• Your objective:
Print out the entries below with no edits.

• Listed records:
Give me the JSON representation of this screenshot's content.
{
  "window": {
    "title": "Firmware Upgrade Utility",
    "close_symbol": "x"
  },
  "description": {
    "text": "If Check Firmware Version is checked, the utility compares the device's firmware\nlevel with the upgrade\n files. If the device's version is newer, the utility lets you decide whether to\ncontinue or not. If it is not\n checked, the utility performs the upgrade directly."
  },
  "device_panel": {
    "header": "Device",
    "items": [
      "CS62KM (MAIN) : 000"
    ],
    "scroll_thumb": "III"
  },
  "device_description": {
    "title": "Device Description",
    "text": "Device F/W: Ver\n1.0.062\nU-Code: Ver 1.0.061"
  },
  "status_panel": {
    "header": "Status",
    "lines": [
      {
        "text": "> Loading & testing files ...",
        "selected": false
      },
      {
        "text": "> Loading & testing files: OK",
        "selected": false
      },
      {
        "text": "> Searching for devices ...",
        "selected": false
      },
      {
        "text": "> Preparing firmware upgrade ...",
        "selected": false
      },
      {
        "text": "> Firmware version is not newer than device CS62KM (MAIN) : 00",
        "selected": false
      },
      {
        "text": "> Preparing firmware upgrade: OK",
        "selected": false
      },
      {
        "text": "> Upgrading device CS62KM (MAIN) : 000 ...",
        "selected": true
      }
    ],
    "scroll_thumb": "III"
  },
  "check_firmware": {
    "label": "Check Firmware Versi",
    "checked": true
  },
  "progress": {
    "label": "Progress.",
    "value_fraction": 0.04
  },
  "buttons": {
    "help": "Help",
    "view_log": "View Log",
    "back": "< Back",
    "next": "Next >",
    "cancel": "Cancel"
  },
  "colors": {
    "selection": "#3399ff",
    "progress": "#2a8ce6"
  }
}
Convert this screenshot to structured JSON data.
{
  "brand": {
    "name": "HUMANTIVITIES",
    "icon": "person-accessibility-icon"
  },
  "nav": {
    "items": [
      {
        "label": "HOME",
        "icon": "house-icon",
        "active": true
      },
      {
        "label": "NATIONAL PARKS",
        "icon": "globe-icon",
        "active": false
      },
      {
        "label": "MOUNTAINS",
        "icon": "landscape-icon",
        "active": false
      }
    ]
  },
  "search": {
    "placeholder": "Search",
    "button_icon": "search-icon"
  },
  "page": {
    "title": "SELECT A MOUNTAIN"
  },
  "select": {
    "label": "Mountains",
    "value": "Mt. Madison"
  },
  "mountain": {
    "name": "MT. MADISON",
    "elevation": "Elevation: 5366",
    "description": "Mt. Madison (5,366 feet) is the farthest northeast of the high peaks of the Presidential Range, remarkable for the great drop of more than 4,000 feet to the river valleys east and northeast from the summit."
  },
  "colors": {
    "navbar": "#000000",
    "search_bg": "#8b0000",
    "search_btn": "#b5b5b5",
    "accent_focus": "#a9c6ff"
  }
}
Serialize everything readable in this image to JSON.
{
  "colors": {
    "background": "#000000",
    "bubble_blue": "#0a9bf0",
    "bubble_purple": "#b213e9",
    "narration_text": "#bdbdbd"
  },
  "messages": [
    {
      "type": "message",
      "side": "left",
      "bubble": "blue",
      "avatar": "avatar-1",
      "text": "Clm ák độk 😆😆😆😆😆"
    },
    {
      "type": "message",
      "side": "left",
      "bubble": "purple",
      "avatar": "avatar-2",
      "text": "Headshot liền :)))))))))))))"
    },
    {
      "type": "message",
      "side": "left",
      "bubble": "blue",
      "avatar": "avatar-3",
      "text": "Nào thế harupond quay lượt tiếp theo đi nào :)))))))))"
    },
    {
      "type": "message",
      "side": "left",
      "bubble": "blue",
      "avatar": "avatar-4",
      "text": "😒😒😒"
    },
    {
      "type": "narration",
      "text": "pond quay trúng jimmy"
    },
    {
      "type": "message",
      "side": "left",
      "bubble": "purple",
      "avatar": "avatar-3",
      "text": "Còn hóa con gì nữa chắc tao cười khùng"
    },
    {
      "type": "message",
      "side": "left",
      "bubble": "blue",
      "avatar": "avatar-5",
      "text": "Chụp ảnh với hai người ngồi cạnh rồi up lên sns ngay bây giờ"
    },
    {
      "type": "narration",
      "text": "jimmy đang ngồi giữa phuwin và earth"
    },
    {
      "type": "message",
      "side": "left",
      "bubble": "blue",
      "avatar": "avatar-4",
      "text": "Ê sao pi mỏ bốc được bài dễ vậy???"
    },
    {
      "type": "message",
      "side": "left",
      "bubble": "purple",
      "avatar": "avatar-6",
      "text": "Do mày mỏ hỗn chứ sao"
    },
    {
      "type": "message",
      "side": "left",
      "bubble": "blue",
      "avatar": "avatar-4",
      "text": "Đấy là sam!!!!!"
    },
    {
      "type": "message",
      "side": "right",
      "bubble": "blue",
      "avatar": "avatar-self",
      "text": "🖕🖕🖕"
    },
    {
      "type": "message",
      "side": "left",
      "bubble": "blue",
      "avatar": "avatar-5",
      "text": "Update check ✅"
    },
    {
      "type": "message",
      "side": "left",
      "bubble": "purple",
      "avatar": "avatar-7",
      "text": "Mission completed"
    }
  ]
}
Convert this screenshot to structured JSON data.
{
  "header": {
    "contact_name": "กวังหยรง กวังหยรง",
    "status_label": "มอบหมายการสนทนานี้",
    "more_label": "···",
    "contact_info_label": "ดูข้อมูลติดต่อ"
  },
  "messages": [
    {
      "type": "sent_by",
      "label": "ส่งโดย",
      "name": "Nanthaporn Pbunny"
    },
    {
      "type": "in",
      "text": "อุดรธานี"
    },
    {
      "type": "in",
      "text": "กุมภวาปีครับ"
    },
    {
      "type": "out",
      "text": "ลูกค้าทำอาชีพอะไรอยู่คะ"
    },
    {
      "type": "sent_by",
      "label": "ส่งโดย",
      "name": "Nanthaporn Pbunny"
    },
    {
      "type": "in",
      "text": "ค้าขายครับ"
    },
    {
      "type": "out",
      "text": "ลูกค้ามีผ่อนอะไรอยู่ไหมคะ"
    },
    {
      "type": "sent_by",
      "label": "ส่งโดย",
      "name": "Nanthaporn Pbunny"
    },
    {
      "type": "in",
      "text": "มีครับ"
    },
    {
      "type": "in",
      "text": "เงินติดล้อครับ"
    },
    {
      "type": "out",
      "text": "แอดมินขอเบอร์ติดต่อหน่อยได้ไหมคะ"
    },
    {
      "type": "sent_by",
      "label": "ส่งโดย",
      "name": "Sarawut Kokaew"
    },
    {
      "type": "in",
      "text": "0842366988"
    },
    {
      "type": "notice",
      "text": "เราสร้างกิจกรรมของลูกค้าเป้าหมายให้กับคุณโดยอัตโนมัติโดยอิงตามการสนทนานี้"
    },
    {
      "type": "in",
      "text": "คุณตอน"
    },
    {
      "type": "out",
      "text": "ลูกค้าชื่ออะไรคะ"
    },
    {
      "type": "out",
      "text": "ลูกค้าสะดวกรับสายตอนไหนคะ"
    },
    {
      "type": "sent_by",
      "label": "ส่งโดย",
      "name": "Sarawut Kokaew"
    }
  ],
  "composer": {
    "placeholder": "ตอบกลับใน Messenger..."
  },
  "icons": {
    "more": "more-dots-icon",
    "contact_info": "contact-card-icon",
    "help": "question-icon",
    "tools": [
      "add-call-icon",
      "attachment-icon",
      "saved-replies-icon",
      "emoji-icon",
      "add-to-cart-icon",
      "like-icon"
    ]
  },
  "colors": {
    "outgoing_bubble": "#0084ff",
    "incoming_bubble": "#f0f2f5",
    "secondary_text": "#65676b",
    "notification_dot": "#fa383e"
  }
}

• Correct response:
Give me the JSON representation of this screenshot's content.
{
  "window": {
    "title": "Firmware Upgrade Utility",
    "close_symbol": "x"
  },
  "description": {
    "text": "If Check Firmware Version is checked, the utility compares the device's firmware\nlevel with the upgrade\n files. If the device's version is newer, the utility lets you decide whether to\ncontinue or not. If it is not\n checked, the utility performs the upgrade directly."
  },
  "device_panel": {
    "header": "Device",
    "items": [
      "CS62KM (MAIN) : 000"
    ],
    "scroll_thumb": "III"
  },
  "device_description": {
    "title": "Device Description",
    "text": "Device F/W: Ver\n1.0.062\nU-Code: Ver 1.0.061"
  },
  "status_panel": {
    "header": "Status",
    "lines": [
      {
        "text": "> Loading & testing files ...",
        "selected": false
      },
      {
        "text": "> Loading & testing files: OK",
        "selected": false
      },
      {
        "text": "> Searching for devices ...",
        "selected": false
      },
      {
        "text": "> Preparing firmware upgrade ...",
        "selected": false
      },
      {
        "text": "> Firmware version is not newer than device CS62KM (MAIN) : 00",
        "selected": false
      },
      {
        "text": "> Preparing firmware upgrade: OK",
        "selected": false
      },
      {
        "text": "> Upgrading device CS62KM (MAIN) : 000 ...",
        "selected": true
      }
    ],
    "scroll_thumb": "III"
  },
  "check_firmware": {
    "label": "Check Firmware Versi",
    "checked": true
  },
  "progress": {
    "label": "Progress.",
    "value_fraction": 0.04
  },
  "buttons": {
    "help": "Help",
    "view_log": "View Log",
    "back": "< Back",
    "next": "Next >",
    "cancel": "Cancel"
  },
  "colors": {
    "selection": "#3399ff",
    "progress": "#2a8ce6"
  }
}
Convert this screenshot to structured JSON data.
{
  "brand": {
    "name": "HUMANTIVITIES",
    "icon": "person-accessibility-icon"
  },
  "nav": {
    "items": [
      {
        "label": "HOME",
        "icon": "house-icon",
        "active": true
      },
      {
        "label": "NATIONAL PARKS",
        "icon": "globe-icon",
        "active": false
      },
      {
        "label": "MOUNTAINS",
        "icon": "landscape-icon",
        "active": false
      }
    ]
  },
  "search": {
    "placeholder": "Search",
    "button_icon": "search-icon"
  },
  "page": {
    "title": "SELECT A MOUNTAIN"
  },
  "select": {
    "label": "Mountains",
    "value": "Mt. Madison"
  },
  "mountain": {
    "name": "MT. MADISON",
    "elevation": "Elevation: 5366",
    "description": "Mt. Madison (5,366 feet) is the farthest northeast of the high peaks of the Presidential Range, remarkable for the great drop of more than 4,000 feet to the river valleys east and northeast from the summit."
  },
  "colors": {
    "navbar": "#000000",
    "search_bg": "#8b0000",
    "search_btn": "#b5b5b5",
    "accent_focus": "#a9c6ff"
  }
}
Serialize everything readable in this image to JSON.
{
  "colors": {
    "background": "#000000",
    "bubble_blue": "#0a9bf0",
    "bubble_purple": "#b213e9",
    "narration_text": "#bdbdbd"
  },
  "messages": [
    {
      "type": "message",
      "side": "left",
      "bubble": "blue",
      "avatar": "avatar-1",
      "text": "Clm ák độk 😆😆😆😆😆"
    },
    {
      "type": "message",
      "side": "left",
      "bubble": "purple",
      "avatar": "avatar-2",
      "text": "Headshot liền :)))))))))))))"
    },
    {
      "type": "message",
      "side": "left",
      "bubble": "blue",
      "avatar": "avatar-3",
      "text": "Nào thế harupond quay lượt tiếp theo đi nào :)))))))))"
    },
    {
      "type": "message",
      "side": "left",
      "bubble": "blue",
      "avatar": "avatar-4",
      "text": "😒😒😒"
    },
    {
      "type": "narration",
      "text": "pond quay trúng jimmy"
    },
    {
      "type": "message",
      "side": "left",
      "bubble": "purple",
      "avatar": "avatar-3",
      "text": "Còn hóa con gì nữa chắc tao cười khùng"
    },
    {
      "type": "message",
      "side": "left",
      "bubble": "blue",
      "avatar": "avatar-5",
      "text": "Chụp ảnh với hai người ngồi cạnh rồi up lên sns ngay bây giờ"
    },
    {
      "type": "narration",
      "text": "jimmy đang ngồi giữa phuwin và earth"
    },
    {
      "type": "message",
      "side": "left",
      "bubble": "blue",
      "avatar": "avatar-4",
      "text": "Ê sao pi mỏ bốc được bài dễ vậy???"
    },
    {
      "type": "message",
      "side": "left",
      "bubble": "purple",
      "avatar": "avatar-6",
      "text": "Do mày mỏ hỗn chứ sao"
    },
    {
      "type": "message",
      "side": "left",
      "bubble": "blue",
      "avatar": "avatar-4",
      "text": "Đấy là sam!!!!!"
    },
    {
      "type": "message",
      "side": "right",
      "bubble": "blue",
      "avatar": "avatar-self",
      "text": "🖕🖕🖕"
    },
    {
      "type": "message",
      "side": "left",
      "bubble": "blue",
      "avatar": "avatar-5",
      "text": "Update check ✅"
    },
    {
      "type": "message",
      "side": "left",
      "bubble": "purple",
      "avatar": "avatar-7",
      "text": "Mission completed"
    }
  ]
}
Convert this screenshot to structured JSON data.
{
  "header": {
    "contact_name": "กวังหยรง กวังหยรง",
    "status_label": "มอบหมายการสนทนานี้",
    "more_label": "···",
    "contact_info_label": "ดูข้อมูลติดต่อ"
  },
  "messages": [
    {
      "type": "sent_by",
      "label": "ส่งโดย",
      "name": "Nanthaporn Pbunny"
    },
    {
      "type": "in",
      "text": "อุดรธานี"
    },
    {
      "type": "in",
      "text": "กุมภวาปีครับ"
    },
    {
      "type": "out",
      "text": "ลูกค้าทำอาชีพอะไรอยู่คะ"
    },
    {
      "type": "sent_by",
      "label": "ส่งโดย",
      "name": "Nanthaporn Pbunny"
    },
    {
      "type": "in",
      "text": "ค้าขายครับ"
    },
    {
      "type": "out",
      "text": "ลูกค้ามีผ่อนอะไรอยู่ไหมคะ"
    },
    {
      "type": "sent_by",
      "label": "ส่งโดย",
      "name": "Nanthaporn Pbunny"
    },
    {
      "type": "in",
      "text": "มีครับ"
    },
    {
      "type": "in",
      "text": "เงินติดล้อครับ"
    },
    {
      "type": "out",
      "text": "แอดมินขอเบอร์ติดต่อหน่อยได้ไหมคะ"
    },
    {
      "type": "sent_by",
      "label": "ส่งโดย",
      "name": "Sarawut Kokaew"
    },
    {
      "type": "in",
      "text": "0842366988"
    },
    {
      "type": "notice",
      "text": "เราสร้างกิจกรรมของลูกค้าเป้าหมายให้กับคุณโดยอัตโนมัติโดยอิงตามการสนทนานี้"
    },
    {
      "type": "in",
      "text": "คุณตอน"
    },
    {
      "type": "out",
      "text": "ลูกค้าชื่ออะไรคะ"
    },
    {
      "type": "out",
      "text": "ลูกค้าสะดวกรับสายตอนไหนคะ"
    },
    {
      "type": "sent_by",
      "label": "ส่งโดย",
      "name": "Sarawut Kokaew"
    }
  ],
  "composer": {
    "placeholder": "ตอบกลับใน Messenger..."
  },
  "icons": {
    "more": "more-dots-icon",
    "contact_info": "contact-card-icon",
    "help": "question-icon",
    "tools": [
      "add-call-icon",
      "attachment-icon",
      "saved-replies-icon",
      "emoji-icon",
      "add-to-cart-icon",
      "like-icon"
    ]
  },
  "colors": {
    "outgoing_bubble": "#0084ff",
    "incoming_bubble": "#f0f2f5",
    "secondary_text": "#65676b",
    "notification_dot": "#fa383e"
  }
}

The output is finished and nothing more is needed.